• [Stated goal] Whenever a line contains the string "text", copy it out of the entries.

─── Data entries ───

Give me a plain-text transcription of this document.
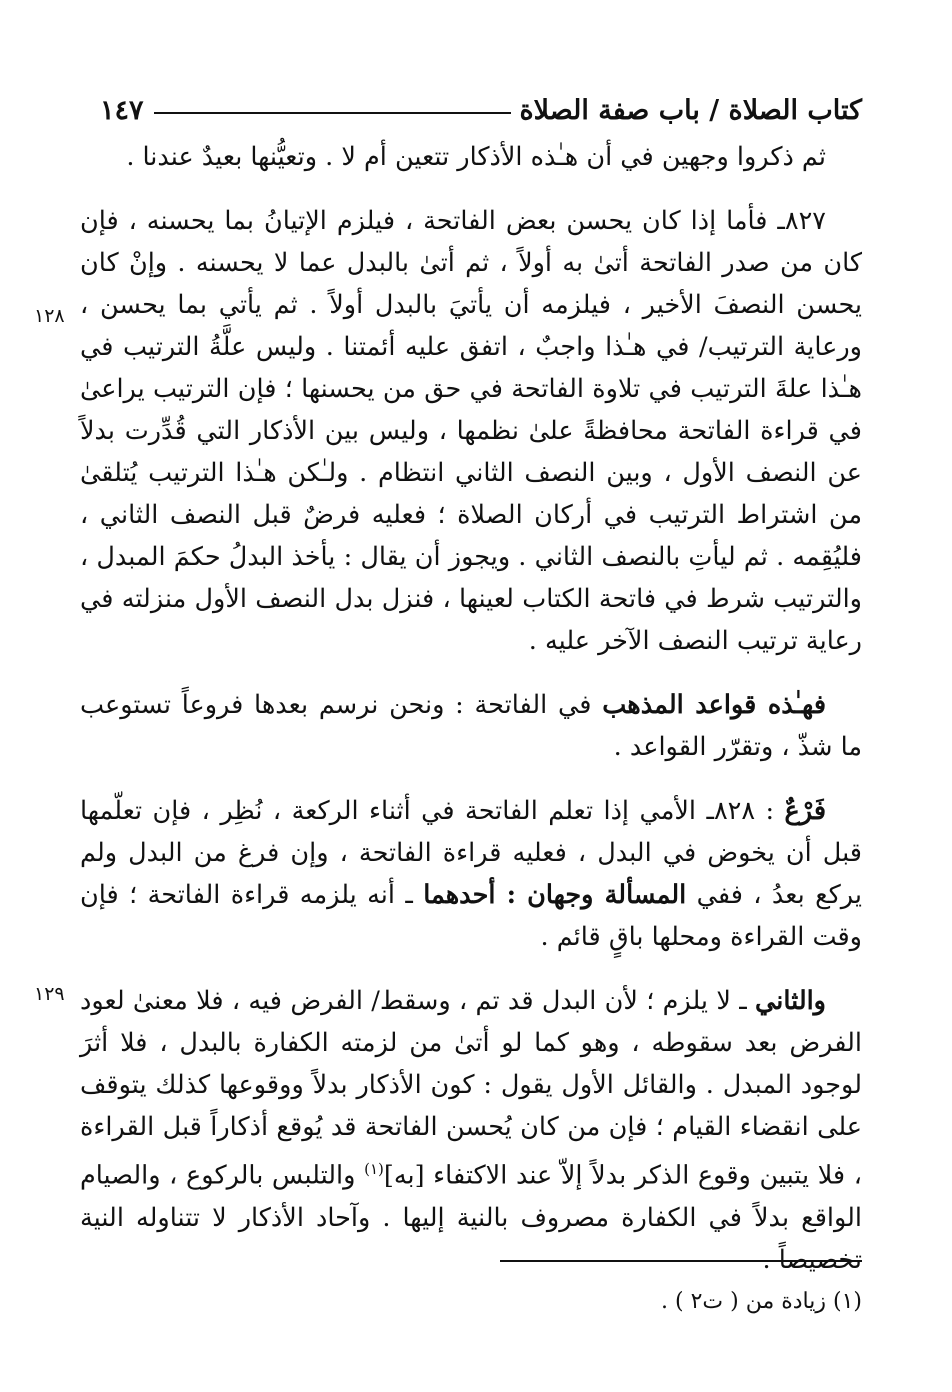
كتاب الصلاة / باب صفة الصلاة
١٤٧
١٢٨
١٢٩

ثم ذكروا وجهين في أن هـٰذه الأذكار تتعين أم لا . وتعيُّنها بعيدٌ عندنا .

٨٢٧ـ فأما إذا كان يحسن بعض الفاتحة ، فيلزم الإتيانُ بما يحسنه ، فإن كان من صدر الفاتحة أتىٰ به أولاً ، ثم أتىٰ بالبدل عما لا يحسنه . وإنْ كان يحسن النصفَ الأخير ، فيلزمه أن يأتيَ بالبدل أولاً . ثم يأتي بما يحسن ، ورعاية الترتيب/ في هـٰذا واجبٌ ، اتفق عليه أئمتنا . وليس علَّةُ الترتيب في هـٰذا علةَ الترتيب في تلاوة الفاتحة في حق من يحسنها ؛ فإن الترتيب يراعىٰ في قراءة الفاتحة محافظةً علىٰ نظمها ، وليس بين الأذكار التي قُدِّرت بدلاً عن النصف الأول ، وبين النصف الثاني انتظام . ولـٰكن هـٰذا الترتيب يُتلقىٰ من اشتراط الترتيب في أركان الصلاة ؛ فعليه فرضٌ قبل النصف الثاني ، فليُقِمه . ثم ليأتِ بالنصف الثاني . ويجوز أن يقال : يأخذ البدلُ حكمَ المبدل ، والترتيب شرط في فاتحة الكتاب لعينها ، فنزل بدل النصف الأول منزلته في رعاية ترتيب النصف الآخر عليه .

فهـٰذه قواعد المذهب في الفاتحة : ونحن نرسم بعدها فروعاً تستوعب ما شذّ ، وتقرّر القواعد .

فَرْعٌ : ٨٢٨ـ الأمي إذا تعلم الفاتحة في أثناء الركعة ، نُظِر ، فإن تعلّمها قبل أن يخوض في البدل ، فعليه قراءة الفاتحة ، وإن فرغ من البدل ولم يركع بعدُ ، ففي المسألة وجهان : أحدهما ـ أنه يلزمه قراءة الفاتحة ؛ فإن وقت القراءة ومحلها باقٍ قائم .

والثاني ـ لا يلزم ؛ لأن البدل قد تم ، وسقط/ الفرض فيه ، فلا معنىٰ لعود الفرض بعد سقوطه ، وهو كما لو أتىٰ من لزمته الكفارة بالبدل ، فلا أثرَ لوجود المبدل . والقائل الأول يقول : كون الأذكار بدلاً ووقوعها كذلك يتوقف على انقضاء القيام ؛ فإن من كان يُحسن الفاتحة قد يُوقع أذكاراً قبل القراءة ، فلا يتبين وقوع الذكر بدلاً إلاّ عند الاكتفاء [به]$^{(١)}$ والتلبس بالركوع ، والصيام الواقع بدلاً في الكفارة مصروف بالنية إليها . وآحاد الأذكار لا تتناوله النية تخصيصاً .

(١) زيادة من ( ت٢ ) .
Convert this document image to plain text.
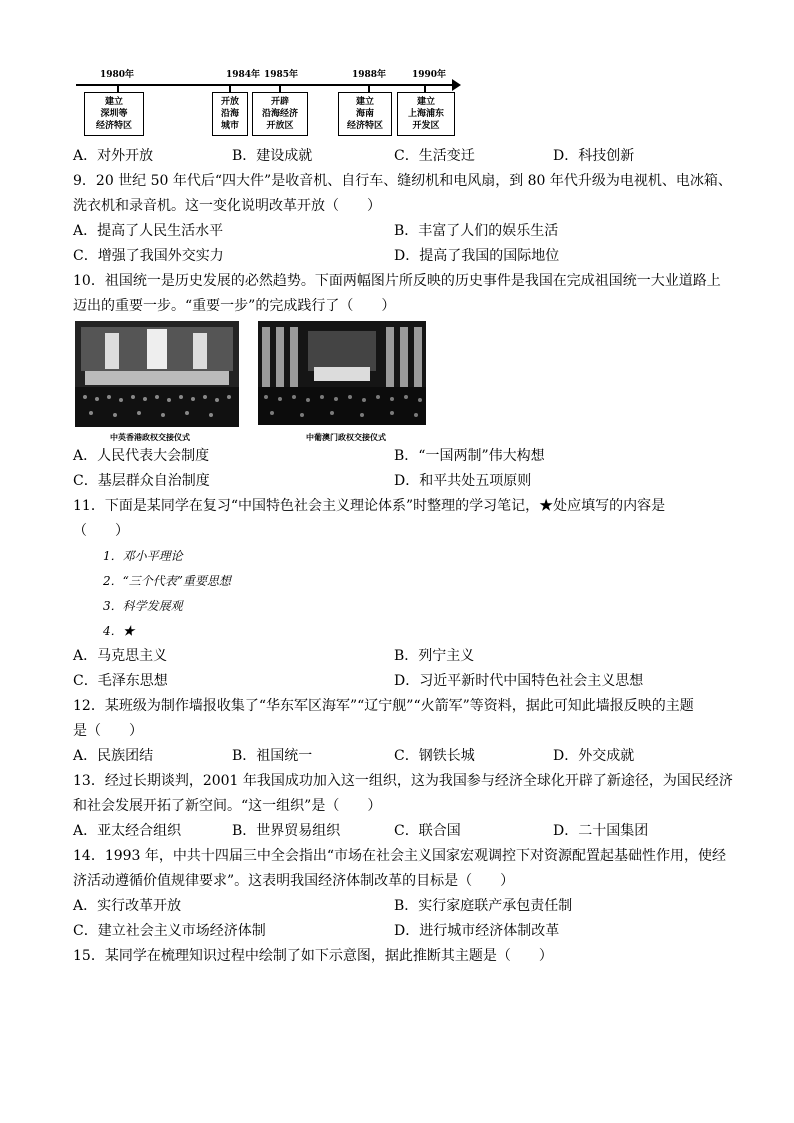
1980年	1984年 1985年	1988年	1990年
建立
深圳等
经济特区
开放
沿海
城市
开辟
沿海经济
开放区
建立
海南
经济特区
建立
上海浦东
开发区
A．对外开放	B．建设成就	C．生活变迁	D．科技创新
9．20 世纪 50 年代后“四大件”是收音机、自行车、缝纫机和电风扇，到 80 年代升级为电视机、电冰箱、
洗衣机和录音机。这一变化说明改革开放（　　）
A．提高了人民生活水平	B．丰富了人们的娱乐生活
C．增强了我国外交实力	D．提高了我国的国际地位
10．祖国统一是历史发展的必然趋势。下面两幅图片所反映的历史事件是我国在完成祖国统一大业道路上
迈出的重要一步。“重要一步”的完成践行了（　　）
中英香港政权交接仪式	中葡澳门政权交接仪式
A．人民代表大会制度	B．“一国两制”伟大构想
C．基层群众自治制度	D．和平共处五项原则
11．下面是某同学在复习“中国特色社会主义理论体系”时整理的学习笔记，★处应填写的内容是
（　　）
1．邓小平理论
2．“三个代表”重要思想
3．科学发展观
4．★
A．马克思主义	B．列宁主义
C．毛泽东思想	D．习近平新时代中国特色社会主义思想
12．某班级为制作墙报收集了“华东军区海军”“辽宁舰”“火箭军”等资料，据此可知此墙报反映的主题
是（　　）
A．民族团结	B．祖国统一	C．钢铁长城	D．外交成就
13．经过长期谈判，2001 年我国成功加入这一组织，这为我国参与经济全球化开辟了新途径，为国民经济
和社会发展开拓了新空间。“这一组织”是（　　）
A．亚太经合组织	B．世界贸易组织	C．联合国	D．二十国集团
14．1993 年，中共十四届三中全会指出“市场在社会主义国家宏观调控下对资源配置起基础性作用，使经
济活动遵循价值规律要求”。这表明我国经济体制改革的目标是（　　）
A．实行改革开放	B．实行家庭联产承包责任制
C．建立社会主义市场经济体制	D．进行城市经济体制改革
15．某同学在梳理知识过程中绘制了如下示意图，据此推断其主题是（　　）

───

• [Answer to the problem]
Give me a plain-text transcription of this document.
Convert this document image to plain text.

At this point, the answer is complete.